# [Yönerge 1]
Cumhuriyet konseri yazısına göre konser hangi salonda sahnelendi?

# [Alıntı Metin]
· · · · · · ·
Wednesday, November 1, 2017

Cumhuriyet, Türk Bestecilerinin Eserleriyle Kutlandı

İstanbul Devlet Opera ve Balesi, 29 Ekim Pazar günü gerçekleştirdiği Cumhuriyet Dönemi Türk Bestecileri konseriyle Türkiye Cumhuriyetinin 94. yaşını coşkulu şekilde kutladı. Kadıköy Süreyya Operası’nda sahnelenen konser, ezelden beri müzik camiasında tartışılagelen “Türkçe arya olur mu?” sorusuna güzel bir yanıt niteliğindeydi.


Türkiye’de operanın gelişmesine büyük katkılarıyla ve Ankara ve İstanbul operalarının kurucusu olarak bilinen Aydın Gün anısına düzenlenenen konserde Boğaziçili piyanist Aydın Karlıbel, İDOB sanatçıları Utku Bayburt (Bariton), Cenk Bıyık (Tenor), Şebnem Ağrıdağ (Soprano), Cengiz Arslan (Bariton), Deniz Likos (Mezzo Soprano) ve Özlem Soydan’a (Soprano) eşlik etti.

Bazilari Türkiye Cumhuriyetinin ilk yıllarında yetenekli gençlerin eğitim için yurtdışına gönderilmeleri kapsamında, bazilari kendi imkanlariyla Almanya, Fransa, Avusturya gibi Avrupa ülkelerinde okuyan, bu birikimleriyle yurda dönerek müzik üretimi ve eğitimi anlamında büyük katkılar sağlayan ve Türk Beşleri olarak anılan Ahmed Adnan Saygun, Cemal Reşit Rey, Ulvi Cemal Erkin, Necil Kazım Akses ve Hasan Ferid Alnar’ın eserlerinden oluşan program, Aydın Karlıbel'in açılış konuşmasıyla başladı.
· · · · · · ·
# [Yönerge 2]
Kayıtların ilk satırından "track-enable-checkbox[interactable]: ✓: [215, 166, 222, 173]" geçen satıra kadar, o satır da dahil, tüm satırları olduğu gibi yeniden yaz.

Öğe kutusu kayıtları
· · · · · · ·
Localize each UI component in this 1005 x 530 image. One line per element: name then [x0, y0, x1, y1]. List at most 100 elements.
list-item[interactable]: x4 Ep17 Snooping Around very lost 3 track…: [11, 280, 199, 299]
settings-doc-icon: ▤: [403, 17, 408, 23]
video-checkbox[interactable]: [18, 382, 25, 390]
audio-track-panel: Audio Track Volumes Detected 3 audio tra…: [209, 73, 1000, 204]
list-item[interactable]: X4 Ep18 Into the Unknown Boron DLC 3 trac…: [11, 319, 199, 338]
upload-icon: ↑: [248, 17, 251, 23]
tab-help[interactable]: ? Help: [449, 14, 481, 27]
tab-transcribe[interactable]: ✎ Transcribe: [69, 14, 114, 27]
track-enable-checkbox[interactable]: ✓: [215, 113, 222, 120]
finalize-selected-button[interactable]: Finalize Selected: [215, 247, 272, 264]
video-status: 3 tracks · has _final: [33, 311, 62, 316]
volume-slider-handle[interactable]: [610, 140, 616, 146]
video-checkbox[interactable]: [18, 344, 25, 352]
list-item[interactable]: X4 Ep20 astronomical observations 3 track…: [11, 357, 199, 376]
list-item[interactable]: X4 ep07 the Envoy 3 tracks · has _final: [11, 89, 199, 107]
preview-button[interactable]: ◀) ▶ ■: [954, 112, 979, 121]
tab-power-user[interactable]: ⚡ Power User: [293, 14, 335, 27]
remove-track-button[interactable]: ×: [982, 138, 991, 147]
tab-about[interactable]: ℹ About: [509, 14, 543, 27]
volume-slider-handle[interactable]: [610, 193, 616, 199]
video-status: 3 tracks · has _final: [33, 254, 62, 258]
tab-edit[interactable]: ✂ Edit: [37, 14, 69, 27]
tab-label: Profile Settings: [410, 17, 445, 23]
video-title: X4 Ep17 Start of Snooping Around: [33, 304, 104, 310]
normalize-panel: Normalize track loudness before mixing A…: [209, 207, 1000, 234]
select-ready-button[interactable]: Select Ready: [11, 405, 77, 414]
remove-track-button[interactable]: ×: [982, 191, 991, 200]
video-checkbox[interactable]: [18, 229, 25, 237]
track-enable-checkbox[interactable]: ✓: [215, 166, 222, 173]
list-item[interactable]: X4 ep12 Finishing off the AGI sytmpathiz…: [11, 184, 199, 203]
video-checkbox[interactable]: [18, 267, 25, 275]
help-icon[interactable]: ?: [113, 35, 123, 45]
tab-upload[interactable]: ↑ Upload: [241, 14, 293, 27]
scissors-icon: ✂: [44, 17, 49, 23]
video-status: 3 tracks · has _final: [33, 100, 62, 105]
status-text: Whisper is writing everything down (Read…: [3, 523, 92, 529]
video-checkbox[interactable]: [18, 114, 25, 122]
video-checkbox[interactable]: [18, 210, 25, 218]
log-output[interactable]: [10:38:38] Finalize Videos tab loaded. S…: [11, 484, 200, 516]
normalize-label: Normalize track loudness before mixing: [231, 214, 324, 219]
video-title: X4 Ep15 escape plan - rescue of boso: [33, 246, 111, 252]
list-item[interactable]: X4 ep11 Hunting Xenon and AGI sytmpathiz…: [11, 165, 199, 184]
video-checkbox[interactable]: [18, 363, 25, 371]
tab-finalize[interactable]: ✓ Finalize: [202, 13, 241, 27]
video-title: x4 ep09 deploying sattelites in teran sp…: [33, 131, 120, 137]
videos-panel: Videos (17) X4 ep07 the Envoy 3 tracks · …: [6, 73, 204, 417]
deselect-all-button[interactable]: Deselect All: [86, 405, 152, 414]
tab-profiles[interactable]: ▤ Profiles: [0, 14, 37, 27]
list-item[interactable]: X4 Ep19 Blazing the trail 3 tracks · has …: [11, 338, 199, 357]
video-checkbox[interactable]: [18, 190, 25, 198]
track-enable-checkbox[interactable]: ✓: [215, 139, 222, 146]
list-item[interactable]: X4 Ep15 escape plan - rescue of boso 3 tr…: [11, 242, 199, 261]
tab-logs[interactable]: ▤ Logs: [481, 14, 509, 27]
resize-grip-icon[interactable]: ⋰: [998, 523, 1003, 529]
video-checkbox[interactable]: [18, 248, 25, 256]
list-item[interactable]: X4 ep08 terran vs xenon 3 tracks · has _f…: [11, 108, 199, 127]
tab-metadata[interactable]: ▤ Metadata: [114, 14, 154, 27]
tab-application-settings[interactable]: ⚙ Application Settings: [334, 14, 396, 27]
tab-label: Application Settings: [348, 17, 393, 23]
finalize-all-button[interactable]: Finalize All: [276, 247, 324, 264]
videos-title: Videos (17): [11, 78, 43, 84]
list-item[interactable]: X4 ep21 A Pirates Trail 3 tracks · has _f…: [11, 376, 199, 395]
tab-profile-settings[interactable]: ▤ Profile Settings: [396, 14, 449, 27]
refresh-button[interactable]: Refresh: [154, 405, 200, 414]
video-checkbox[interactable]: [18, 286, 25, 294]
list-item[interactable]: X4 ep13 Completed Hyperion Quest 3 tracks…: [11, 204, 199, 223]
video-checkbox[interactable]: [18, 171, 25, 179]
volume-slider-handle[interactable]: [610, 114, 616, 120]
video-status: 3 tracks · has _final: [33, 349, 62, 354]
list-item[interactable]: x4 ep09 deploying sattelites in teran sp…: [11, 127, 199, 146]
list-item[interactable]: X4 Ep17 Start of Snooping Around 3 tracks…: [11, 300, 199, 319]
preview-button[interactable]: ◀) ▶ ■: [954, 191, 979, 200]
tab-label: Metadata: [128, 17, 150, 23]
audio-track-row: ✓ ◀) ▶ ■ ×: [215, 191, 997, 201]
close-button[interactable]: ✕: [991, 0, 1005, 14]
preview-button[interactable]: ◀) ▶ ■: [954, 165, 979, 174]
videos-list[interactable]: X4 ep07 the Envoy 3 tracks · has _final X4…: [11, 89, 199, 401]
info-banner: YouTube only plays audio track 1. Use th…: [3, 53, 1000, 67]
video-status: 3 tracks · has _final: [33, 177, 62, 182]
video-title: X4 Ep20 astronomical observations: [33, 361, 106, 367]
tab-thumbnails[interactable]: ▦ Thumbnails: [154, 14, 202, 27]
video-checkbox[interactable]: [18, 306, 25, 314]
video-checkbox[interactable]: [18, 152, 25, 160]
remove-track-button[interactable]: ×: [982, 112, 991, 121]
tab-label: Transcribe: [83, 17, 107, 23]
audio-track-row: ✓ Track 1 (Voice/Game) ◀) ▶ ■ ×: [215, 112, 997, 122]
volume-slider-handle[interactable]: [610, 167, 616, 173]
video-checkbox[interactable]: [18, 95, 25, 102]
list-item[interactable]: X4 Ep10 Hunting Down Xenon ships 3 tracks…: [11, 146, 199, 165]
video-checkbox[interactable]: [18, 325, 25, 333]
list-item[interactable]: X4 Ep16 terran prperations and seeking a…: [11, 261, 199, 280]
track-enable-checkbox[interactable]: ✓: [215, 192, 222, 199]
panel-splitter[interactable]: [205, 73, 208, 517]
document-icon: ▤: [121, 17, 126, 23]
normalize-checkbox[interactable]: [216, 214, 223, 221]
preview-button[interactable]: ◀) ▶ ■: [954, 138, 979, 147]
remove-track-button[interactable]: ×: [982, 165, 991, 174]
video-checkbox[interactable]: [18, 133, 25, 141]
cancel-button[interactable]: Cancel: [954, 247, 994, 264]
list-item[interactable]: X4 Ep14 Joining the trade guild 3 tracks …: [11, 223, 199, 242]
· · · · · · ·
# [Alıştırma Çözümü 1]
Konser, Kadıköy Süreyya Operası’nda sahnelendi.

# [Alıştırma Çözümü 2]
Localize each UI component in this 1005 x 530 image. One line per element: name then [x0, y0, x1, y1]. List at most 100 elements.
list-item[interactable]: x4 Ep17 Snooping Around very lost 3 track…: [11, 280, 199, 299]
settings-doc-icon: ▤: [403, 17, 408, 23]
video-checkbox[interactable]: [18, 382, 25, 390]
audio-track-panel: Audio Track Volumes Detected 3 audio tra…: [209, 73, 1000, 204]
list-item[interactable]: X4 Ep18 Into the Unknown Boron DLC 3 trac…: [11, 319, 199, 338]
upload-icon: ↑: [248, 17, 251, 23]
tab-help[interactable]: ? Help: [449, 14, 481, 27]
tab-transcribe[interactable]: ✎ Transcribe: [69, 14, 114, 27]
track-enable-checkbox[interactable]: ✓: [215, 113, 222, 120]
finalize-selected-button[interactable]: Finalize Selected: [215, 247, 272, 264]
video-status: 3 tracks · has _final: [33, 311, 62, 316]
volume-slider-handle[interactable]: [610, 140, 616, 146]
video-checkbox[interactable]: [18, 344, 25, 352]
list-item[interactable]: X4 Ep20 astronomical observations 3 track…: [11, 357, 199, 376]
list-item[interactable]: X4 ep07 the Envoy 3 tracks · has _final: [11, 89, 199, 107]
preview-button[interactable]: ◀) ▶ ■: [954, 112, 979, 121]
tab-power-user[interactable]: ⚡ Power User: [293, 14, 335, 27]
remove-track-button[interactable]: ×: [982, 138, 991, 147]
tab-about[interactable]: ℹ About: [509, 14, 543, 27]
volume-slider-handle[interactable]: [610, 193, 616, 199]
video-status: 3 tracks · has _final: [33, 254, 62, 258]
tab-edit[interactable]: ✂ Edit: [37, 14, 69, 27]
tab-label: Profile Settings: [410, 17, 445, 23]
video-title: X4 Ep17 Start of Snooping Around: [33, 304, 104, 310]
normalize-panel: Normalize track loudness before mixing A…: [209, 207, 1000, 234]
select-ready-button[interactable]: Select Ready: [11, 405, 77, 414]
remove-track-button[interactable]: ×: [982, 191, 991, 200]
video-checkbox[interactable]: [18, 229, 25, 237]
track-enable-checkbox[interactable]: ✓: [215, 166, 222, 173]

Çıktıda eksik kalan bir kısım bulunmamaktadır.